WORK INSTRUCTIONS
Copy every line of the data exactly, leaving nothing out.

EXERCISE MATERIAL
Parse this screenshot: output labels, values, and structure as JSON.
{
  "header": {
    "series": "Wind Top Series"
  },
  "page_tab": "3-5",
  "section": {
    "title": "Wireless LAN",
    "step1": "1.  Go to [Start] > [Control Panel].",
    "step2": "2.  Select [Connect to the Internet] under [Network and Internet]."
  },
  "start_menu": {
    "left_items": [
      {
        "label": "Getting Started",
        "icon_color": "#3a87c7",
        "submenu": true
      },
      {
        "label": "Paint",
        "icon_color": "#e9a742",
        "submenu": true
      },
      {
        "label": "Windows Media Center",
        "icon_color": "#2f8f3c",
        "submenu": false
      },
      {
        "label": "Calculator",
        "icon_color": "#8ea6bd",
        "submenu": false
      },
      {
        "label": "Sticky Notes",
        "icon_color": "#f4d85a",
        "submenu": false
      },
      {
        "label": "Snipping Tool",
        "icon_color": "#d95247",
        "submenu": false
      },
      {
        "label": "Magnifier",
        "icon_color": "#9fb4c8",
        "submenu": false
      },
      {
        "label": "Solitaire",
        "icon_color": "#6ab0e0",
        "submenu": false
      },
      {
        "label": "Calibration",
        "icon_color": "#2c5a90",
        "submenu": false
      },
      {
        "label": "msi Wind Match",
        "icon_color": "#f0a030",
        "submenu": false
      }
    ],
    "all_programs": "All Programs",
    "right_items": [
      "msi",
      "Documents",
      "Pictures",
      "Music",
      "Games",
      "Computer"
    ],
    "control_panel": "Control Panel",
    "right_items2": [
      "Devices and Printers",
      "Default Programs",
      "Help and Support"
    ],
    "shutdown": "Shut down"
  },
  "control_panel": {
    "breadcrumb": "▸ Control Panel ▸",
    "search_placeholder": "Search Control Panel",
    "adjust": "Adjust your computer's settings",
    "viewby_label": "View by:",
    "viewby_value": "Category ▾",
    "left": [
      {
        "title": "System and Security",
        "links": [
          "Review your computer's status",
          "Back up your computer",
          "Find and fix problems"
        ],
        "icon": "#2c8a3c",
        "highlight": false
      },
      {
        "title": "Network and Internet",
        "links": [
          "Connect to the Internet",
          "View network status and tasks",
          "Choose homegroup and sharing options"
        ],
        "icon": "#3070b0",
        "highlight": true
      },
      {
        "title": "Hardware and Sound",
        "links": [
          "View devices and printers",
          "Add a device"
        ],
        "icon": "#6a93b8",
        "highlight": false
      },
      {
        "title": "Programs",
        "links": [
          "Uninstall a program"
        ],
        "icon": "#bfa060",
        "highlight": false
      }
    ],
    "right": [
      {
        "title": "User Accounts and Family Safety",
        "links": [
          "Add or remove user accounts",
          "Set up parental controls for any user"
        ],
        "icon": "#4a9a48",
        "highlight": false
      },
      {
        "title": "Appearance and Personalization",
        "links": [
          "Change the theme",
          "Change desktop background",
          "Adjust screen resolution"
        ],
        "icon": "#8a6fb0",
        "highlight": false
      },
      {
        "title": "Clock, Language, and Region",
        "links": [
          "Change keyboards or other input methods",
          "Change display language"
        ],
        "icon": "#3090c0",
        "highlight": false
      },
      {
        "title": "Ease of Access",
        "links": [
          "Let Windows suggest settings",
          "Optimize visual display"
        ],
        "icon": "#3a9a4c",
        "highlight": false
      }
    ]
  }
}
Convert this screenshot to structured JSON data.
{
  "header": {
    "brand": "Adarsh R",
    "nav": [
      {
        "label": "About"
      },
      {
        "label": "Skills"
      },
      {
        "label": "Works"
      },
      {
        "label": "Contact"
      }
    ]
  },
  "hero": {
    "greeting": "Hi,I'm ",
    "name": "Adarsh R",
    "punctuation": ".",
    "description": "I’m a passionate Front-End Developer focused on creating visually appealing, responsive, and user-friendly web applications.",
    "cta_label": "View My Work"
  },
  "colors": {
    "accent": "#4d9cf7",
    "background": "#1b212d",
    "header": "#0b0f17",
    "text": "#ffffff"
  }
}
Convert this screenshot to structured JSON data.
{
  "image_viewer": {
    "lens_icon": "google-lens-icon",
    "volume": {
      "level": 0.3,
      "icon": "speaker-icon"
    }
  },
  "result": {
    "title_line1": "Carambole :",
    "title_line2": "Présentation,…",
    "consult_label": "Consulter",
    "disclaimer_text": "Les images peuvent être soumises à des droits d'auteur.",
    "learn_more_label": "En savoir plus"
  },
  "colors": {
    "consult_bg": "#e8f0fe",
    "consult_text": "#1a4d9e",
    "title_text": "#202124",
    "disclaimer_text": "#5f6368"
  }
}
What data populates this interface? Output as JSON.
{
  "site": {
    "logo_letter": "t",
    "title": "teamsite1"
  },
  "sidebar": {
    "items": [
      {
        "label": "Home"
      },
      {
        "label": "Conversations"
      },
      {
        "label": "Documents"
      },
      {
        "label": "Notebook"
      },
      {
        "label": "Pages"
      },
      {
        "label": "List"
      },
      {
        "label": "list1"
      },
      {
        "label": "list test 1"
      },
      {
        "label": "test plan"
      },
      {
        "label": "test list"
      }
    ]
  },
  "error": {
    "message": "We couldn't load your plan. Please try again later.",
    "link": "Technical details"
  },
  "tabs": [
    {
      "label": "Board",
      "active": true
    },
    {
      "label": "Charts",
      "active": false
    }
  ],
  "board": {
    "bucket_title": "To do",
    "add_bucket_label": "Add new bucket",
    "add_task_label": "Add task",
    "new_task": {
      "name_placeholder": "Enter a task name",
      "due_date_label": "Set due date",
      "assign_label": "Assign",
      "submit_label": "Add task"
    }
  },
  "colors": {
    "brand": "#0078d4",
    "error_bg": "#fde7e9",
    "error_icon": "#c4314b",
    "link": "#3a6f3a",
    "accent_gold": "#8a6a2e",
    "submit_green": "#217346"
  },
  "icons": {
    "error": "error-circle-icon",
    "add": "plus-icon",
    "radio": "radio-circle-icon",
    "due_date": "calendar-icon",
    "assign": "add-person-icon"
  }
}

OUTPUT BELOW
Parse this screenshot: output labels, values, and structure as JSON.
{
  "header": {
    "series": "Wind Top Series"
  },
  "page_tab": "3-5",
  "section": {
    "title": "Wireless LAN",
    "step1": "1.  Go to [Start] > [Control Panel].",
    "step2": "2.  Select [Connect to the Internet] under [Network and Internet]."
  },
  "start_menu": {
    "left_items": [
      {
        "label": "Getting Started",
        "icon_color": "#3a87c7",
        "submenu": true
      },
      {
        "label": "Paint",
        "icon_color": "#e9a742",
        "submenu": true
      },
      {
        "label": "Windows Media Center",
        "icon_color": "#2f8f3c",
        "submenu": false
      },
      {
        "label": "Calculator",
        "icon_color": "#8ea6bd",
        "submenu": false
      },
      {
        "label": "Sticky Notes",
        "icon_color": "#f4d85a",
        "submenu": false
      },
      {
        "label": "Snipping Tool",
        "icon_color": "#d95247",
        "submenu": false
      },
      {
        "label": "Magnifier",
        "icon_color": "#9fb4c8",
        "submenu": false
      },
      {
        "label": "Solitaire",
        "icon_color": "#6ab0e0",
        "submenu": false
      },
      {
        "label": "Calibration",
        "icon_color": "#2c5a90",
        "submenu": false
      },
      {
        "label": "msi Wind Match",
        "icon_color": "#f0a030",
        "submenu": false
      }
    ],
    "all_programs": "All Programs",
    "right_items": [
      "msi",
      "Documents",
      "Pictures",
      "Music",
      "Games",
      "Computer"
    ],
    "control_panel": "Control Panel",
    "right_items2": [
      "Devices and Printers",
      "Default Programs",
      "Help and Support"
    ],
    "shutdown": "Shut down"
  },
  "control_panel": {
    "breadcrumb": "▸ Control Panel ▸",
    "search_placeholder": "Search Control Panel",
    "adjust": "Adjust your computer's settings",
    "viewby_label": "View by:",
    "viewby_value": "Category ▾",
    "left": [
      {
        "title": "System and Security",
        "links": [
          "Review your computer's status",
          "Back up your computer",
          "Find and fix problems"
        ],
        "icon": "#2c8a3c",
        "highlight": false
      },
      {
        "title": "Network and Internet",
        "links": [
          "Connect to the Internet",
          "View network status and tasks",
          "Choose homegroup and sharing options"
        ],
        "icon": "#3070b0",
        "highlight": true
      },
      {
        "title": "Hardware and Sound",
        "links": [
          "View devices and printers",
          "Add a device"
        ],
        "icon": "#6a93b8",
        "highlight": false
      },
      {
        "title": "Programs",
        "links": [
          "Uninstall a program"
        ],
        "icon": "#bfa060",
        "highlight": false
      }
    ],
    "right": [
      {
        "title": "User Accounts and Family Safety",
        "links": [
          "Add or remove user accounts",
          "Set up parental controls for any user"
        ],
        "icon": "#4a9a48",
        "highlight": false
      },
      {
        "title": "Appearance and Personalization",
        "links": [
          "Change the theme",
          "Change desktop background",
          "Adjust screen resolution"
        ],
        "icon": "#8a6fb0",
        "highlight": false
      },
      {
        "title": "Clock, Language, and Region",
        "links": [
          "Change keyboards or other input methods",
          "Change display language"
        ],
        "icon": "#3090c0",
        "highlight": false
      },
      {
        "title": "Ease of Access",
        "links": [
          "Let Windows suggest settings",
          "Optimize visual display"
        ],
        "icon": "#3a9a4c",
        "highlight": false
      }
    ]
  }
}
Convert this screenshot to structured JSON data.
{
  "header": {
    "brand": "Adarsh R",
    "nav": [
      {
        "label": "About"
      },
      {
        "label": "Skills"
      },
      {
        "label": "Works"
      },
      {
        "label": "Contact"
      }
    ]
  },
  "hero": {
    "greeting": "Hi,I'm ",
    "name": "Adarsh R",
    "punctuation": ".",
    "description": "I’m a passionate Front-End Developer focused on creating visually appealing, responsive, and user-friendly web applications.",
    "cta_label": "View My Work"
  },
  "colors": {
    "accent": "#4d9cf7",
    "background": "#1b212d",
    "header": "#0b0f17",
    "text": "#ffffff"
  }
}
Convert this screenshot to structured JSON data.
{
  "image_viewer": {
    "lens_icon": "google-lens-icon",
    "volume": {
      "level": 0.3,
      "icon": "speaker-icon"
    }
  },
  "result": {
    "title_line1": "Carambole :",
    "title_line2": "Présentation,…",
    "consult_label": "Consulter",
    "disclaimer_text": "Les images peuvent être soumises à des droits d'auteur.",
    "learn_more_label": "En savoir plus"
  },
  "colors": {
    "consult_bg": "#e8f0fe",
    "consult_text": "#1a4d9e",
    "title_text": "#202124",
    "disclaimer_text": "#5f6368"
  }
}
What data populates this interface? Output as JSON.
{
  "site": {
    "logo_letter": "t",
    "title": "teamsite1"
  },
  "sidebar": {
    "items": [
      {
        "label": "Home"
      },
      {
        "label": "Conversations"
      },
      {
        "label": "Documents"
      },
      {
        "label": "Notebook"
      },
      {
        "label": "Pages"
      },
      {
        "label": "List"
      },
      {
        "label": "list1"
      },
      {
        "label": "list test 1"
      },
      {
        "label": "test plan"
      },
      {
        "label": "test list"
      }
    ]
  },
  "error": {
    "message": "We couldn't load your plan. Please try again later.",
    "link": "Technical details"
  },
  "tabs": [
    {
      "label": "Board",
      "active": true
    },
    {
      "label": "Charts",
      "active": false
    }
  ],
  "board": {
    "bucket_title": "To do",
    "add_bucket_label": "Add new bucket",
    "add_task_label": "Add task",
    "new_task": {
      "name_placeholder": "Enter a task name",
      "due_date_label": "Set due date",
      "assign_label": "Assign",
      "submit_label": "Add task"
    }
  },
  "colors": {
    "brand": "#0078d4",
    "error_bg": "#fde7e9",
    "error_icon": "#c4314b",
    "link": "#3a6f3a",
    "accent_gold": "#8a6a2e",
    "submit_green": "#217346"
  },
  "icons": {
    "error": "error-circle-icon",
    "add": "plus-icon",
    "radio": "radio-circle-icon",
    "due_date": "calendar-icon",
    "assign": "add-person-icon"
  }
}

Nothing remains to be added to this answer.